— TASK DETAILS —
Transcribe all the entries word for word, skipping the pictures.

(Records that describe figures)
-- begin --

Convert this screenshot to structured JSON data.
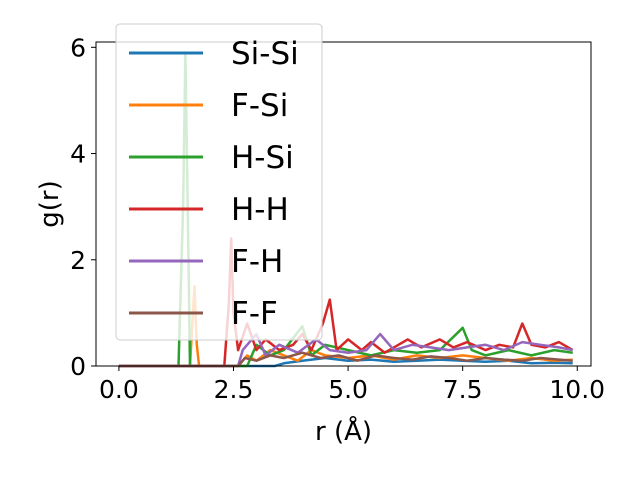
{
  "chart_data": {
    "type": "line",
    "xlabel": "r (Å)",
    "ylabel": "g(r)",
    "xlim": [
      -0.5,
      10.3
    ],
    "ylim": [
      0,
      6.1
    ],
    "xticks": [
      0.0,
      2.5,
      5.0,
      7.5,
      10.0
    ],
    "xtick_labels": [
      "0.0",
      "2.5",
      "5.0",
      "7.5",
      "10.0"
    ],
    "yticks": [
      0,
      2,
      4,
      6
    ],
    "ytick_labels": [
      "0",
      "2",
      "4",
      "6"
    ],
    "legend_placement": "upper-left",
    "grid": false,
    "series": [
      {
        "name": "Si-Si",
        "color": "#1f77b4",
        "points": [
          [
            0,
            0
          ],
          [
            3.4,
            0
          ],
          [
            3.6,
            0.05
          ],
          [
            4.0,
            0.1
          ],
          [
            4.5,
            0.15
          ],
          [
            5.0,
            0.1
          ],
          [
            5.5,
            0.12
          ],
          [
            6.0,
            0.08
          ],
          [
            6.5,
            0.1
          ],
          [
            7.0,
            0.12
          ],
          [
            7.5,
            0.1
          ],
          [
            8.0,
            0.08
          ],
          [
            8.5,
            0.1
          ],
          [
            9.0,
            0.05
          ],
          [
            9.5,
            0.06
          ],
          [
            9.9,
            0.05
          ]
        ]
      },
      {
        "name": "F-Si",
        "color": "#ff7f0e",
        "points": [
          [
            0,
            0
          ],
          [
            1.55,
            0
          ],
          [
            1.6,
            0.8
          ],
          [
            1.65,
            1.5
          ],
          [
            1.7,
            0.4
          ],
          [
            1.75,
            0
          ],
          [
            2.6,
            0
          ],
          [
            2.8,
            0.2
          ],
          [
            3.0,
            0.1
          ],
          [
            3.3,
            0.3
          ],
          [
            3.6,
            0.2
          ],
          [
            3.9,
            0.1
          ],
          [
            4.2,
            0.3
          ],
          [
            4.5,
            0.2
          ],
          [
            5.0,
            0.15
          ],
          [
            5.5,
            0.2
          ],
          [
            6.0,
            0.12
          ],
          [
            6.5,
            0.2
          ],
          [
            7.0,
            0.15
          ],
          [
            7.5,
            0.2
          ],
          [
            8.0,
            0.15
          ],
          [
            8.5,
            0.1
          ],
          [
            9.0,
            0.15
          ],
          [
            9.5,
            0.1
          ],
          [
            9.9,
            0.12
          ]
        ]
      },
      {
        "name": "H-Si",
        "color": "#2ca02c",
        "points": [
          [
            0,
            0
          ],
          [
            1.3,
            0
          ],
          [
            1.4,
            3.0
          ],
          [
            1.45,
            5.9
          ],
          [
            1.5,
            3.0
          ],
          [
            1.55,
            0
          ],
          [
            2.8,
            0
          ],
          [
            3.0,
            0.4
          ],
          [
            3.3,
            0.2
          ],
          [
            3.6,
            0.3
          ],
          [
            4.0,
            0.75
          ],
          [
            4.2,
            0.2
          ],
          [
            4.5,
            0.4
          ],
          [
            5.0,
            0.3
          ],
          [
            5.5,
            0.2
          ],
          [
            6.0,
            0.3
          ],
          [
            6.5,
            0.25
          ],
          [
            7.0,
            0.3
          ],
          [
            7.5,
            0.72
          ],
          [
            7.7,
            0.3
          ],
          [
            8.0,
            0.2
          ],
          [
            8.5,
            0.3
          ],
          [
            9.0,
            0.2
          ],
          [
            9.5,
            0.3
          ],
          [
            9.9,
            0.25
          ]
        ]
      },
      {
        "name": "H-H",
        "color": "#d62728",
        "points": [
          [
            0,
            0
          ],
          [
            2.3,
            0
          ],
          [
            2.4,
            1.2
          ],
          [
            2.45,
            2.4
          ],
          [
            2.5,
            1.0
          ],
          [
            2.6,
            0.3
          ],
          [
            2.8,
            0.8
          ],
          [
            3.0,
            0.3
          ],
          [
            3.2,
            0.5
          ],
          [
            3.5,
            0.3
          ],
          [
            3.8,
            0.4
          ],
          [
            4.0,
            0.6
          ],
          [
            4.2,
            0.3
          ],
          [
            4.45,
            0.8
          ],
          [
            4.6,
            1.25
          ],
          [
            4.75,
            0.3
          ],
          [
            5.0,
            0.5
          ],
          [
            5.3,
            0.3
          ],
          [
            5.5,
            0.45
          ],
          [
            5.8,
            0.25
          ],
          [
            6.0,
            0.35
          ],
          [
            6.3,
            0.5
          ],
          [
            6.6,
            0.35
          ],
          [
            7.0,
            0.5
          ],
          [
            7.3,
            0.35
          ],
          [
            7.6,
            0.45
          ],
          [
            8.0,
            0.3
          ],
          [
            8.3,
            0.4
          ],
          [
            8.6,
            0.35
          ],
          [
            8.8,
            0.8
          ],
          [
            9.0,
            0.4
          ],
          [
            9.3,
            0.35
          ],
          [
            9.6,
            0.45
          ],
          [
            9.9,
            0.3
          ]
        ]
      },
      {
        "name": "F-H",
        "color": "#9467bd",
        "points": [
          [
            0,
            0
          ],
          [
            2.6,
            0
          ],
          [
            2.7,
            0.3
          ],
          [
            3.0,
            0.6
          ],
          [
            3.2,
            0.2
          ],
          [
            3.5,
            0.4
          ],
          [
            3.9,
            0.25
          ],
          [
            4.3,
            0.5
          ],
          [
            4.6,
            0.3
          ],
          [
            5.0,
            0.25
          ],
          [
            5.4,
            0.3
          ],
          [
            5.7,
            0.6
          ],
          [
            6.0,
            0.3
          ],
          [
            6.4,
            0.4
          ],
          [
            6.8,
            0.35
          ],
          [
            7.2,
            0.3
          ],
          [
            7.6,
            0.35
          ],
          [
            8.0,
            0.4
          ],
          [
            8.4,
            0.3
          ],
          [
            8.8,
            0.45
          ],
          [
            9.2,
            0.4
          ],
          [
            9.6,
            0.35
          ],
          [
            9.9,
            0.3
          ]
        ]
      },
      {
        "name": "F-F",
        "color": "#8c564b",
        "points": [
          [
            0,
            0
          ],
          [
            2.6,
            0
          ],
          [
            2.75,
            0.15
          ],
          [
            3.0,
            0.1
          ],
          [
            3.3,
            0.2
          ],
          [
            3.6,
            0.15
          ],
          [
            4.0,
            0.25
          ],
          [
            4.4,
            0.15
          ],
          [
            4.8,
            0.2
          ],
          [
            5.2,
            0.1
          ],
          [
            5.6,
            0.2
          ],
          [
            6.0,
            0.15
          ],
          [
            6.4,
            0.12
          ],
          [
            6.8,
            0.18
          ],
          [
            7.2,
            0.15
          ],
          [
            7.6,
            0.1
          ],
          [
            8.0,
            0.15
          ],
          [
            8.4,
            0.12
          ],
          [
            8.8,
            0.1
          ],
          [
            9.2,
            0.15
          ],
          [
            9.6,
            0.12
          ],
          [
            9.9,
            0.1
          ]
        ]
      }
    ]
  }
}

-- end --

— RESULT FOR THIS TASK —
Convert this screenshot to structured JSON data.
{
  "chart_data": {
    "type": "line",
    "xlabel": "r (Å)",
    "ylabel": "g(r)",
    "xlim": [
      -0.5,
      10.3
    ],
    "ylim": [
      0,
      6.1
    ],
    "xticks": [
      0.0,
      2.5,
      5.0,
      7.5,
      10.0
    ],
    "xtick_labels": [
      "0.0",
      "2.5",
      "5.0",
      "7.5",
      "10.0"
    ],
    "yticks": [
      0,
      2,
      4,
      6
    ],
    "ytick_labels": [
      "0",
      "2",
      "4",
      "6"
    ],
    "legend_placement": "upper-left",
    "grid": false,
    "series": [
      {
        "name": "Si-Si",
        "color": "#1f77b4",
        "points": [
          [
            0,
            0
          ],
          [
            3.4,
            0
          ],
          [
            3.6,
            0.05
          ],
          [
            4.0,
            0.1
          ],
          [
            4.5,
            0.15
          ],
          [
            5.0,
            0.1
          ],
          [
            5.5,
            0.12
          ],
          [
            6.0,
            0.08
          ],
          [
            6.5,
            0.1
          ],
          [
            7.0,
            0.12
          ],
          [
            7.5,
            0.1
          ],
          [
            8.0,
            0.08
          ],
          [
            8.5,
            0.1
          ],
          [
            9.0,
            0.05
          ],
          [
            9.5,
            0.06
          ],
          [
            9.9,
            0.05
          ]
        ]
      },
      {
        "name": "F-Si",
        "color": "#ff7f0e",
        "points": [
          [
            0,
            0
          ],
          [
            1.55,
            0
          ],
          [
            1.6,
            0.8
          ],
          [
            1.65,
            1.5
          ],
          [
            1.7,
            0.4
          ],
          [
            1.75,
            0
          ],
          [
            2.6,
            0
          ],
          [
            2.8,
            0.2
          ],
          [
            3.0,
            0.1
          ],
          [
            3.3,
            0.3
          ],
          [
            3.6,
            0.2
          ],
          [
            3.9,
            0.1
          ],
          [
            4.2,
            0.3
          ],
          [
            4.5,
            0.2
          ],
          [
            5.0,
            0.15
          ],
          [
            5.5,
            0.2
          ],
          [
            6.0,
            0.12
          ],
          [
            6.5,
            0.2
          ],
          [
            7.0,
            0.15
          ],
          [
            7.5,
            0.2
          ],
          [
            8.0,
            0.15
          ],
          [
            8.5,
            0.1
          ],
          [
            9.0,
            0.15
          ],
          [
            9.5,
            0.1
          ],
          [
            9.9,
            0.12
          ]
        ]
      },
      {
        "name": "H-Si",
        "color": "#2ca02c",
        "points": [
          [
            0,
            0
          ],
          [
            1.3,
            0
          ],
          [
            1.4,
            3.0
          ],
          [
            1.45,
            5.9
          ],
          [
            1.5,
            3.0
          ],
          [
            1.55,
            0
          ],
          [
            2.8,
            0
          ],
          [
            3.0,
            0.4
          ],
          [
            3.3,
            0.2
          ],
          [
            3.6,
            0.3
          ],
          [
            4.0,
            0.75
          ],
          [
            4.2,
            0.2
          ],
          [
            4.5,
            0.4
          ],
          [
            5.0,
            0.3
          ],
          [
            5.5,
            0.2
          ],
          [
            6.0,
            0.3
          ],
          [
            6.5,
            0.25
          ],
          [
            7.0,
            0.3
          ],
          [
            7.5,
            0.72
          ],
          [
            7.7,
            0.3
          ],
          [
            8.0,
            0.2
          ],
          [
            8.5,
            0.3
          ],
          [
            9.0,
            0.2
          ],
          [
            9.5,
            0.3
          ],
          [
            9.9,
            0.25
          ]
        ]
      },
      {
        "name": "H-H",
        "color": "#d62728",
        "points": [
          [
            0,
            0
          ],
          [
            2.3,
            0
          ],
          [
            2.4,
            1.2
          ],
          [
            2.45,
            2.4
          ],
          [
            2.5,
            1.0
          ],
          [
            2.6,
            0.3
          ],
          [
            2.8,
            0.8
          ],
          [
            3.0,
            0.3
          ],
          [
            3.2,
            0.5
          ],
          [
            3.5,
            0.3
          ],
          [
            3.8,
            0.4
          ],
          [
            4.0,
            0.6
          ],
          [
            4.2,
            0.3
          ],
          [
            4.45,
            0.8
          ],
          [
            4.6,
            1.25
          ],
          [
            4.75,
            0.3
          ],
          [
            5.0,
            0.5
          ],
          [
            5.3,
            0.3
          ],
          [
            5.5,
            0.45
          ],
          [
            5.8,
            0.25
          ],
          [
            6.0,
            0.35
          ],
          [
            6.3,
            0.5
          ],
          [
            6.6,
            0.35
          ],
          [
            7.0,
            0.5
          ],
          [
            7.3,
            0.35
          ],
          [
            7.6,
            0.45
          ],
          [
            8.0,
            0.3
          ],
          [
            8.3,
            0.4
          ],
          [
            8.6,
            0.35
          ],
          [
            8.8,
            0.8
          ],
          [
            9.0,
            0.4
          ],
          [
            9.3,
            0.35
          ],
          [
            9.6,
            0.45
          ],
          [
            9.9,
            0.3
          ]
        ]
      },
      {
        "name": "F-H",
        "color": "#9467bd",
        "points": [
          [
            0,
            0
          ],
          [
            2.6,
            0
          ],
          [
            2.7,
            0.3
          ],
          [
            3.0,
            0.6
          ],
          [
            3.2,
            0.2
          ],
          [
            3.5,
            0.4
          ],
          [
            3.9,
            0.25
          ],
          [
            4.3,
            0.5
          ],
          [
            4.6,
            0.3
          ],
          [
            5.0,
            0.25
          ],
          [
            5.4,
            0.3
          ],
          [
            5.7,
            0.6
          ],
          [
            6.0,
            0.3
          ],
          [
            6.4,
            0.4
          ],
          [
            6.8,
            0.35
          ],
          [
            7.2,
            0.3
          ],
          [
            7.6,
            0.35
          ],
          [
            8.0,
            0.4
          ],
          [
            8.4,
            0.3
          ],
          [
            8.8,
            0.45
          ],
          [
            9.2,
            0.4
          ],
          [
            9.6,
            0.35
          ],
          [
            9.9,
            0.3
          ]
        ]
      },
      {
        "name": "F-F",
        "color": "#8c564b",
        "points": [
          [
            0,
            0
          ],
          [
            2.6,
            0
          ],
          [
            2.75,
            0.15
          ],
          [
            3.0,
            0.1
          ],
          [
            3.3,
            0.2
          ],
          [
            3.6,
            0.15
          ],
          [
            4.0,
            0.25
          ],
          [
            4.4,
            0.15
          ],
          [
            4.8,
            0.2
          ],
          [
            5.2,
            0.1
          ],
          [
            5.6,
            0.2
          ],
          [
            6.0,
            0.15
          ],
          [
            6.4,
            0.12
          ],
          [
            6.8,
            0.18
          ],
          [
            7.2,
            0.15
          ],
          [
            7.6,
            0.1
          ],
          [
            8.0,
            0.15
          ],
          [
            8.4,
            0.12
          ],
          [
            8.8,
            0.1
          ],
          [
            9.2,
            0.15
          ],
          [
            9.6,
            0.12
          ],
          [
            9.9,
            0.1
          ]
        ]
      }
    ]
  }
}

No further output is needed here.